* [What you have to do] Reproduce the records below in full and exactly, without their images.

* [Source data]
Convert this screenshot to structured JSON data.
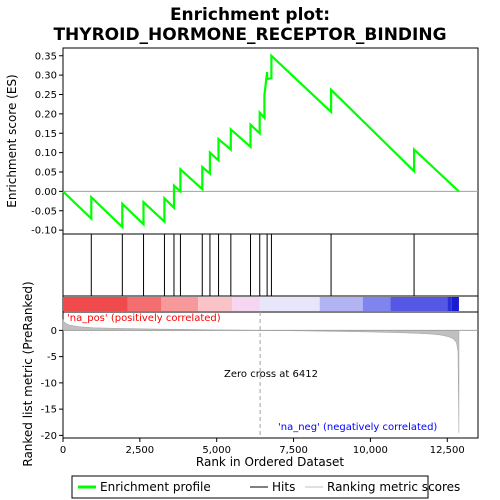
{
  "chart_data": {
    "type": "line",
    "title_line1": "Enrichment plot:",
    "title_line2": "THYROID_HORMONE_RECEPTOR_BINDING",
    "xlabel": "Rank in Ordered Dataset",
    "ylabel_top": "Enrichment score (ES)",
    "ylabel_bottom": "Ranked list metric (PreRanked)",
    "xlim": [
      0,
      13500
    ],
    "es_ylim": [
      -0.11,
      0.37
    ],
    "metric_ylim": [
      -20.5,
      3.5
    ],
    "x_ticks": [
      "0",
      "2,500",
      "5,000",
      "7,500",
      "10,000",
      "12,500"
    ],
    "x_tick_values": [
      0,
      2500,
      5000,
      7500,
      10000,
      12500
    ],
    "es_ticks": [
      "-0.10",
      "-0.05",
      "0.00",
      "0.05",
      "0.10",
      "0.15",
      "0.20",
      "0.25",
      "0.30",
      "0.35"
    ],
    "es_tick_values": [
      -0.1,
      -0.05,
      0.0,
      0.05,
      0.1,
      0.15,
      0.2,
      0.25,
      0.3,
      0.35
    ],
    "metric_ticks": [
      "0",
      "-5",
      "-10",
      "-15",
      "-20"
    ],
    "metric_tick_values": [
      0,
      -5,
      -10,
      -15,
      -20
    ],
    "hits": [
      920,
      1930,
      2620,
      3300,
      3610,
      3820,
      4530,
      4780,
      5060,
      5460,
      6100,
      6400,
      6640,
      6780,
      8720,
      11420
    ],
    "es_profile": {
      "x": [
        0,
        920,
        920,
        1930,
        1930,
        2620,
        2620,
        3300,
        3300,
        3610,
        3610,
        3820,
        3820,
        4530,
        4530,
        4780,
        4780,
        5060,
        5060,
        5460,
        5460,
        6100,
        6100,
        6400,
        6400,
        6550,
        6550,
        6640,
        6640,
        6780,
        6780,
        8720,
        8720,
        11420,
        11420,
        12880
      ],
      "y": [
        0.0,
        -0.07,
        -0.015,
        -0.092,
        -0.032,
        -0.085,
        -0.028,
        -0.078,
        -0.018,
        -0.042,
        0.015,
        0.0,
        0.057,
        0.006,
        0.063,
        0.046,
        0.1,
        0.08,
        0.135,
        0.108,
        0.16,
        0.115,
        0.172,
        0.15,
        0.203,
        0.19,
        0.248,
        0.308,
        0.29,
        0.292,
        0.35,
        0.205,
        0.262,
        0.052,
        0.108,
        0.0
      ]
    },
    "zero_cross": 6412,
    "zero_cross_label": "Zero cross at 6412",
    "pos_label": "'na_pos' (positively correlated)",
    "neg_label": "'na_neg' (negatively correlated)",
    "metric_profile": {
      "x": [
        0,
        50,
        200,
        500,
        1000,
        2000,
        3000,
        4000,
        5000,
        6000,
        6412,
        7000,
        8000,
        9000,
        10000,
        11000,
        11500,
        12000,
        12300,
        12550,
        12700,
        12800,
        12850,
        12880
      ],
      "y": [
        2.0,
        1.5,
        1.0,
        0.7,
        0.5,
        0.35,
        0.25,
        0.18,
        0.1,
        0.04,
        0.0,
        -0.05,
        -0.12,
        -0.2,
        -0.3,
        -0.45,
        -0.55,
        -0.7,
        -0.9,
        -1.2,
        -1.6,
        -2.3,
        -4.0,
        -19.5
      ]
    },
    "ranked_bar_colors": [
      "#f04a4c",
      "#f46d6f",
      "#f7999a",
      "#fac3c8",
      "#f7d6f2",
      "#e8e6fb",
      "#b2b3f3",
      "#8084ee",
      "#5558e4",
      "#2b2fd8",
      "#1a1ad0"
    ],
    "ranked_bar_breaks": [
      0,
      2100,
      3200,
      4400,
      5500,
      6412,
      8350,
      9750,
      10650,
      12500,
      12650,
      12880
    ],
    "legend": {
      "profile": "Enrichment profile",
      "hits": "Hits",
      "metric": "Ranking metric scores"
    },
    "colors": {
      "profile": "#00ff00",
      "hit": "#000000",
      "metric_fill": "#c0c0c0",
      "grid_zero": "#a0a0a0",
      "pos_text": "#ff0000",
      "neg_text": "#0000ff"
    }
  }
}
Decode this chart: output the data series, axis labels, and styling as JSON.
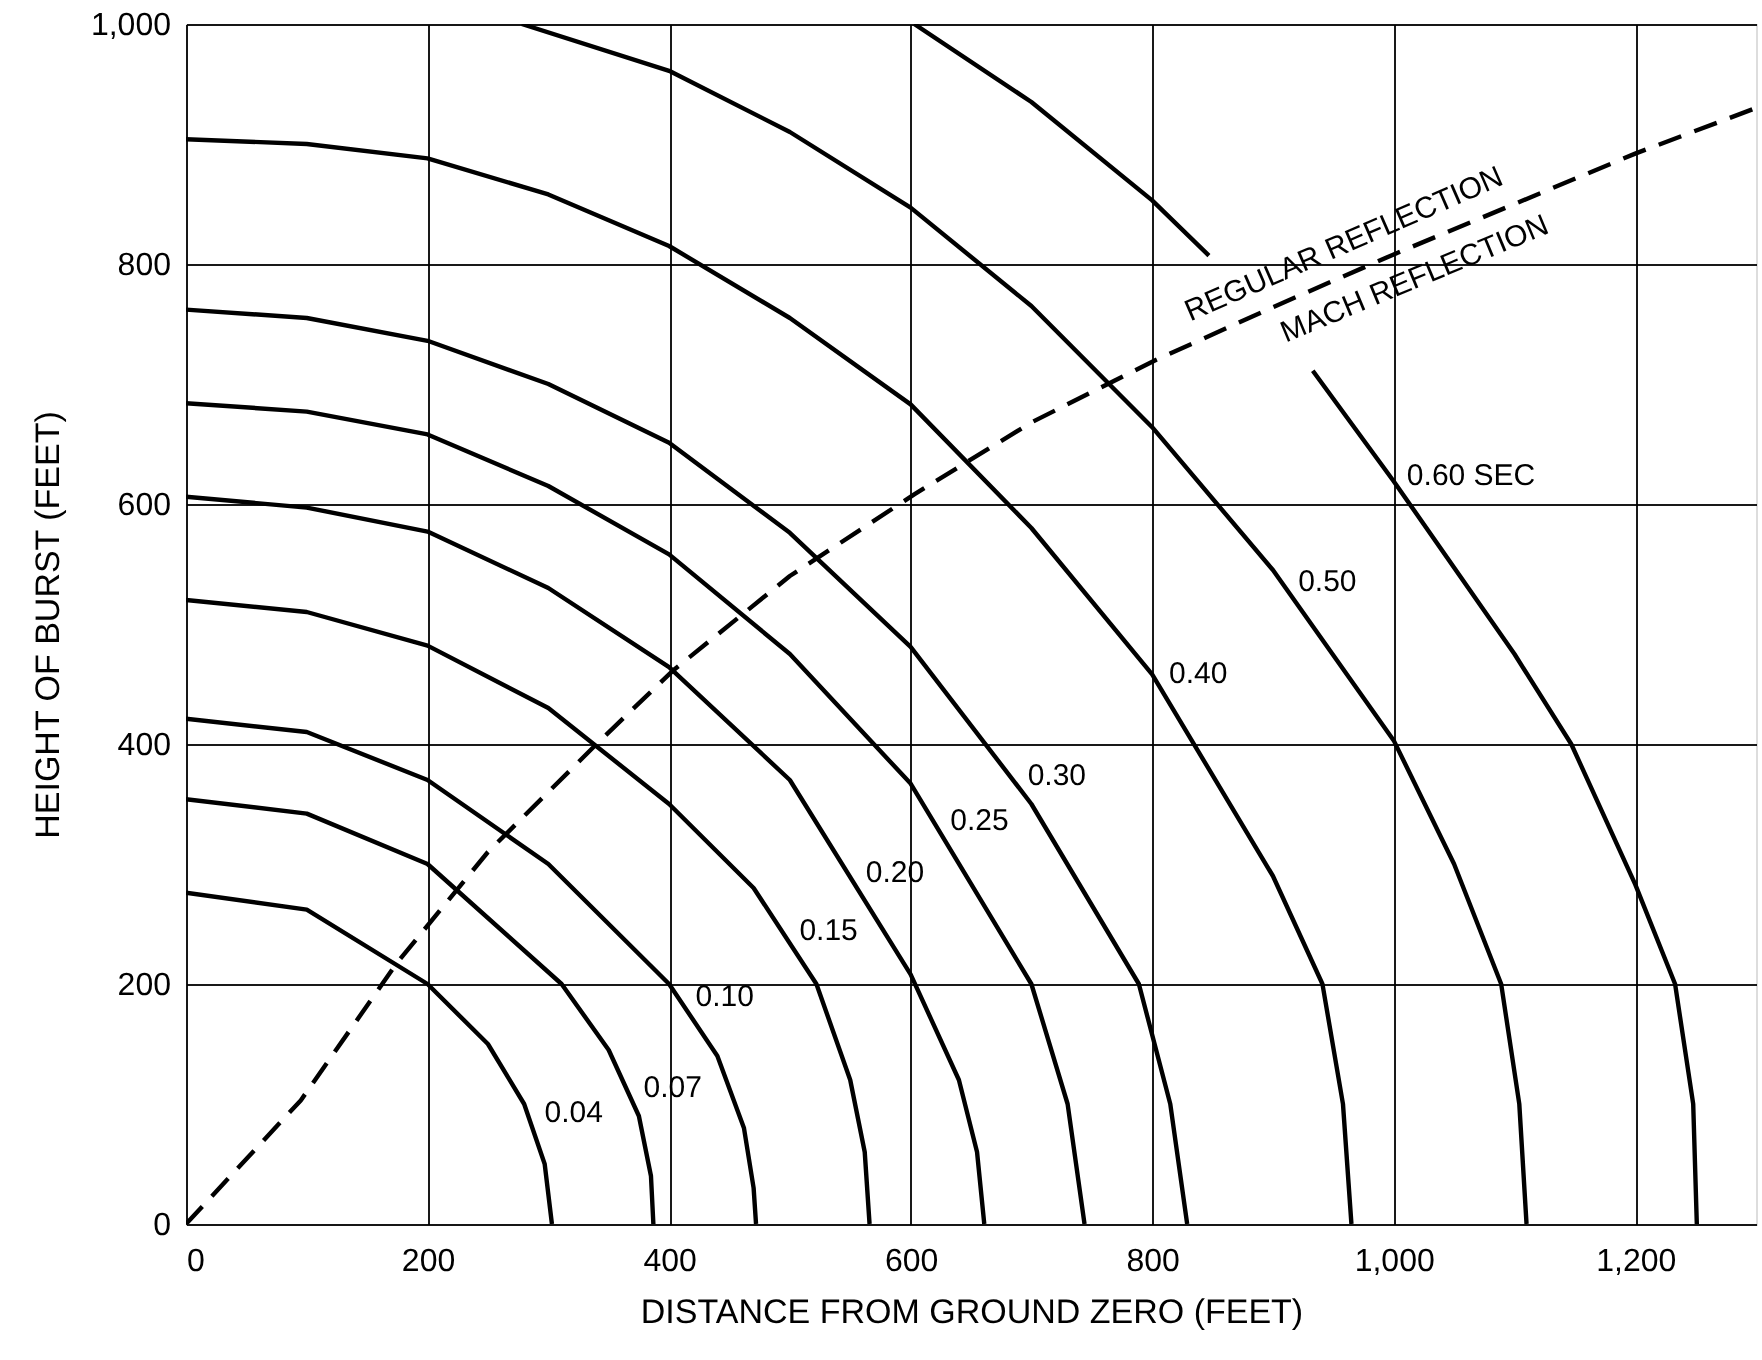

* [Correct result]
Convert this screenshot to structured JSON data.
{
  "chart_data": {
    "type": "line",
    "title_line1": "Enrichment plot:",
    "title_line2": "THYROID_HORMONE_RECEPTOR_BINDING",
    "xlabel": "Rank in Ordered Dataset",
    "ylabel_top": "Enrichment score (ES)",
    "ylabel_bottom": "Ranked list metric (PreRanked)",
    "xlim": [
      0,
      13500
    ],
    "es_ylim": [
      -0.11,
      0.37
    ],
    "metric_ylim": [
      -20.5,
      3.5
    ],
    "x_ticks": [
      "0",
      "2,500",
      "5,000",
      "7,500",
      "10,000",
      "12,500"
    ],
    "x_tick_values": [
      0,
      2500,
      5000,
      7500,
      10000,
      12500
    ],
    "es_ticks": [
      "-0.10",
      "-0.05",
      "0.00",
      "0.05",
      "0.10",
      "0.15",
      "0.20",
      "0.25",
      "0.30",
      "0.35"
    ],
    "es_tick_values": [
      -0.1,
      -0.05,
      0.0,
      0.05,
      0.1,
      0.15,
      0.2,
      0.25,
      0.3,
      0.35
    ],
    "metric_ticks": [
      "0",
      "-5",
      "-10",
      "-15",
      "-20"
    ],
    "metric_tick_values": [
      0,
      -5,
      -10,
      -15,
      -20
    ],
    "hits": [
      920,
      1930,
      2620,
      3300,
      3610,
      3820,
      4530,
      4780,
      5060,
      5460,
      6100,
      6400,
      6640,
      6780,
      8720,
      11420
    ],
    "es_profile": {
      "x": [
        0,
        920,
        920,
        1930,
        1930,
        2620,
        2620,
        3300,
        3300,
        3610,
        3610,
        3820,
        3820,
        4530,
        4530,
        4780,
        4780,
        5060,
        5060,
        5460,
        5460,
        6100,
        6100,
        6400,
        6400,
        6550,
        6550,
        6640,
        6640,
        6780,
        6780,
        8720,
        8720,
        11420,
        11420,
        12880
      ],
      "y": [
        0.0,
        -0.07,
        -0.015,
        -0.092,
        -0.032,
        -0.085,
        -0.028,
        -0.078,
        -0.018,
        -0.042,
        0.015,
        0.0,
        0.057,
        0.006,
        0.063,
        0.046,
        0.1,
        0.08,
        0.135,
        0.108,
        0.16,
        0.115,
        0.172,
        0.15,
        0.203,
        0.19,
        0.248,
        0.308,
        0.29,
        0.292,
        0.35,
        0.205,
        0.262,
        0.052,
        0.108,
        0.0
      ]
    },
    "zero_cross": 6412,
    "zero_cross_label": "Zero cross at 6412",
    "pos_label": "'na_pos' (positively correlated)",
    "neg_label": "'na_neg' (negatively correlated)",
    "metric_profile": {
      "x": [
        0,
        50,
        200,
        500,
        1000,
        2000,
        3000,
        4000,
        5000,
        6000,
        6412,
        7000,
        8000,
        9000,
        10000,
        11000,
        11500,
        12000,
        12300,
        12550,
        12700,
        12800,
        12850,
        12880
      ],
      "y": [
        2.0,
        1.5,
        1.0,
        0.7,
        0.5,
        0.35,
        0.25,
        0.18,
        0.1,
        0.04,
        0.0,
        -0.05,
        -0.12,
        -0.2,
        -0.3,
        -0.45,
        -0.55,
        -0.7,
        -0.9,
        -1.2,
        -1.6,
        -2.3,
        -4.0,
        -19.5
      ]
    },
    "ranked_bar_colors": [
      "#f04a4c",
      "#f46d6f",
      "#f7999a",
      "#fac3c8",
      "#f7d6f2",
      "#e8e6fb",
      "#b2b3f3",
      "#8084ee",
      "#5558e4",
      "#2b2fd8",
      "#1a1ad0"
    ],
    "ranked_bar_breaks": [
      0,
      2100,
      3200,
      4400,
      5500,
      6412,
      8350,
      9750,
      10650,
      12500,
      12650,
      12880
    ],
    "legend": {
      "profile": "Enrichment profile",
      "hits": "Hits",
      "metric": "Ranking metric scores"
    },
    "colors": {
      "profile": "#00ff00",
      "hit": "#000000",
      "metric_fill": "#c0c0c0",
      "grid_zero": "#a0a0a0",
      "pos_text": "#ff0000",
      "neg_text": "#0000ff"
    }
  }
}
Decode this chart: output the data series, axis labels, and styling as JSON.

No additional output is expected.